* [WHAT YOU ARE ASKED TO DO] Look at the entries below and reproduce them exactly.
↓↓↓
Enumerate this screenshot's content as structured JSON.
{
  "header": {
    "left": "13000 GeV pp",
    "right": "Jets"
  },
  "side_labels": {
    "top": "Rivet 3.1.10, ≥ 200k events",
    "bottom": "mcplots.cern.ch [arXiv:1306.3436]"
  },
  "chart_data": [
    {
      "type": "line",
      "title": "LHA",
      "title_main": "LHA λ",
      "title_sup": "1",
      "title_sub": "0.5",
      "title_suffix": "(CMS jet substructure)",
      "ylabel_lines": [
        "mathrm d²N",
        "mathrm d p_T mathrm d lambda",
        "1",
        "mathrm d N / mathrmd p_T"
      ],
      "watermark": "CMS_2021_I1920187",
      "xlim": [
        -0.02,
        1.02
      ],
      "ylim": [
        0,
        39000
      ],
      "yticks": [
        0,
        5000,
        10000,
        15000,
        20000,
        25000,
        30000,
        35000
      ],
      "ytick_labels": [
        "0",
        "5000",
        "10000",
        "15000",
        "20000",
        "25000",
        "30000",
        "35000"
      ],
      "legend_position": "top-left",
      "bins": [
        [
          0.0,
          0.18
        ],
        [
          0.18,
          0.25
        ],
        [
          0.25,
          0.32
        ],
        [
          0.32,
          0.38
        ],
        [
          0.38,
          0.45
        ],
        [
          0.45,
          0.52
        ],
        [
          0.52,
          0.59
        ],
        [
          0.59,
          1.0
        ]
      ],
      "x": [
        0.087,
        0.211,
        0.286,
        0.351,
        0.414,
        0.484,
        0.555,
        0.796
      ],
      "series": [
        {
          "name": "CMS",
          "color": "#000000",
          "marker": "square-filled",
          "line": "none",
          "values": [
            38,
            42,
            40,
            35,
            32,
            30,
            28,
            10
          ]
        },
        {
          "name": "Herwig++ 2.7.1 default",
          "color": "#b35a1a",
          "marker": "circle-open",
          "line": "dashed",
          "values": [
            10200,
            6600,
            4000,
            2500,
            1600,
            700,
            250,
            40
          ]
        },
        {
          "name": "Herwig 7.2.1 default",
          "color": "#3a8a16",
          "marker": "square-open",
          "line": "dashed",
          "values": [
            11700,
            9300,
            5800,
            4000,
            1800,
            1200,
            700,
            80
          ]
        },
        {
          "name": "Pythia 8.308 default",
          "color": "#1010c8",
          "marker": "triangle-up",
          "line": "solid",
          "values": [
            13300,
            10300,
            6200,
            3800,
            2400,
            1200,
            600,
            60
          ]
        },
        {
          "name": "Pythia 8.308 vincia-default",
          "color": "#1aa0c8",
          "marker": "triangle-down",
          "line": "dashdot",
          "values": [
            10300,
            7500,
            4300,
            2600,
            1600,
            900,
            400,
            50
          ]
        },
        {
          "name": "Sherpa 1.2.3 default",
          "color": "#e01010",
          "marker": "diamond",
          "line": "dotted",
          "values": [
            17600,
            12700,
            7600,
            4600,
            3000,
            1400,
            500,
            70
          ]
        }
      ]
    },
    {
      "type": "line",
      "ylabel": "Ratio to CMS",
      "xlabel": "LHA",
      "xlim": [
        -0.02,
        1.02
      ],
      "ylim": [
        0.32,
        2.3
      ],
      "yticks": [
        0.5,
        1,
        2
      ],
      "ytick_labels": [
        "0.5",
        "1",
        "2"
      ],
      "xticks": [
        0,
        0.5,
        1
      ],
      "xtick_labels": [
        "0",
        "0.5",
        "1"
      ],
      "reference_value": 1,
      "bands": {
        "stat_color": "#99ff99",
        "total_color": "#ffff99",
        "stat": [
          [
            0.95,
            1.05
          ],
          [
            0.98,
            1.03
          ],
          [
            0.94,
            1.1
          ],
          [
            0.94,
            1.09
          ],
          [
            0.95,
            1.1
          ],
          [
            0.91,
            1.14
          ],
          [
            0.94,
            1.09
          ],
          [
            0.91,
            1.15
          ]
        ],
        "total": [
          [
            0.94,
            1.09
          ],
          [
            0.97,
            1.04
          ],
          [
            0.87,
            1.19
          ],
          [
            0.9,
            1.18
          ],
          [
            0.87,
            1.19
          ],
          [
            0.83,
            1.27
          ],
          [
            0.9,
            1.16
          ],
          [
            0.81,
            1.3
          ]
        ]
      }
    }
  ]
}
↑↑↑
* [FINISHED TASK]
Enumerate this screenshot's content as structured JSON.
{
  "header": {
    "left": "13000 GeV pp",
    "right": "Jets"
  },
  "side_labels": {
    "top": "Rivet 3.1.10, ≥ 200k events",
    "bottom": "mcplots.cern.ch [arXiv:1306.3436]"
  },
  "chart_data": [
    {
      "type": "line",
      "title": "LHA",
      "title_main": "LHA λ",
      "title_sup": "1",
      "title_sub": "0.5",
      "title_suffix": "(CMS jet substructure)",
      "ylabel_lines": [
        "mathrm d²N",
        "mathrm d p_T mathrm d lambda",
        "1",
        "mathrm d N / mathrmd p_T"
      ],
      "watermark": "CMS_2021_I1920187",
      "xlim": [
        -0.02,
        1.02
      ],
      "ylim": [
        0,
        39000
      ],
      "yticks": [
        0,
        5000,
        10000,
        15000,
        20000,
        25000,
        30000,
        35000
      ],
      "ytick_labels": [
        "0",
        "5000",
        "10000",
        "15000",
        "20000",
        "25000",
        "30000",
        "35000"
      ],
      "legend_position": "top-left",
      "bins": [
        [
          0.0,
          0.18
        ],
        [
          0.18,
          0.25
        ],
        [
          0.25,
          0.32
        ],
        [
          0.32,
          0.38
        ],
        [
          0.38,
          0.45
        ],
        [
          0.45,
          0.52
        ],
        [
          0.52,
          0.59
        ],
        [
          0.59,
          1.0
        ]
      ],
      "x": [
        0.087,
        0.211,
        0.286,
        0.351,
        0.414,
        0.484,
        0.555,
        0.796
      ],
      "series": [
        {
          "name": "CMS",
          "color": "#000000",
          "marker": "square-filled",
          "line": "none",
          "values": [
            38,
            42,
            40,
            35,
            32,
            30,
            28,
            10
          ]
        },
        {
          "name": "Herwig++ 2.7.1 default",
          "color": "#b35a1a",
          "marker": "circle-open",
          "line": "dashed",
          "values": [
            10200,
            6600,
            4000,
            2500,
            1600,
            700,
            250,
            40
          ]
        },
        {
          "name": "Herwig 7.2.1 default",
          "color": "#3a8a16",
          "marker": "square-open",
          "line": "dashed",
          "values": [
            11700,
            9300,
            5800,
            4000,
            1800,
            1200,
            700,
            80
          ]
        },
        {
          "name": "Pythia 8.308 default",
          "color": "#1010c8",
          "marker": "triangle-up",
          "line": "solid",
          "values": [
            13300,
            10300,
            6200,
            3800,
            2400,
            1200,
            600,
            60
          ]
        },
        {
          "name": "Pythia 8.308 vincia-default",
          "color": "#1aa0c8",
          "marker": "triangle-down",
          "line": "dashdot",
          "values": [
            10300,
            7500,
            4300,
            2600,
            1600,
            900,
            400,
            50
          ]
        },
        {
          "name": "Sherpa 1.2.3 default",
          "color": "#e01010",
          "marker": "diamond",
          "line": "dotted",
          "values": [
            17600,
            12700,
            7600,
            4600,
            3000,
            1400,
            500,
            70
          ]
        }
      ]
    },
    {
      "type": "line",
      "ylabel": "Ratio to CMS",
      "xlabel": "LHA",
      "xlim": [
        -0.02,
        1.02
      ],
      "ylim": [
        0.32,
        2.3
      ],
      "yticks": [
        0.5,
        1,
        2
      ],
      "ytick_labels": [
        "0.5",
        "1",
        "2"
      ],
      "xticks": [
        0,
        0.5,
        1
      ],
      "xtick_labels": [
        "0",
        "0.5",
        "1"
      ],
      "reference_value": 1,
      "bands": {
        "stat_color": "#99ff99",
        "total_color": "#ffff99",
        "stat": [
          [
            0.95,
            1.05
          ],
          [
            0.98,
            1.03
          ],
          [
            0.94,
            1.1
          ],
          [
            0.94,
            1.09
          ],
          [
            0.95,
            1.1
          ],
          [
            0.91,
            1.14
          ],
          [
            0.94,
            1.09
          ],
          [
            0.91,
            1.15
          ]
        ],
        "total": [
          [
            0.94,
            1.09
          ],
          [
            0.97,
            1.04
          ],
          [
            0.87,
            1.19
          ],
          [
            0.9,
            1.18
          ],
          [
            0.87,
            1.19
          ],
          [
            0.83,
            1.27
          ],
          [
            0.9,
            1.16
          ],
          [
            0.81,
            1.3
          ]
        ]
      }
    }
  ]
}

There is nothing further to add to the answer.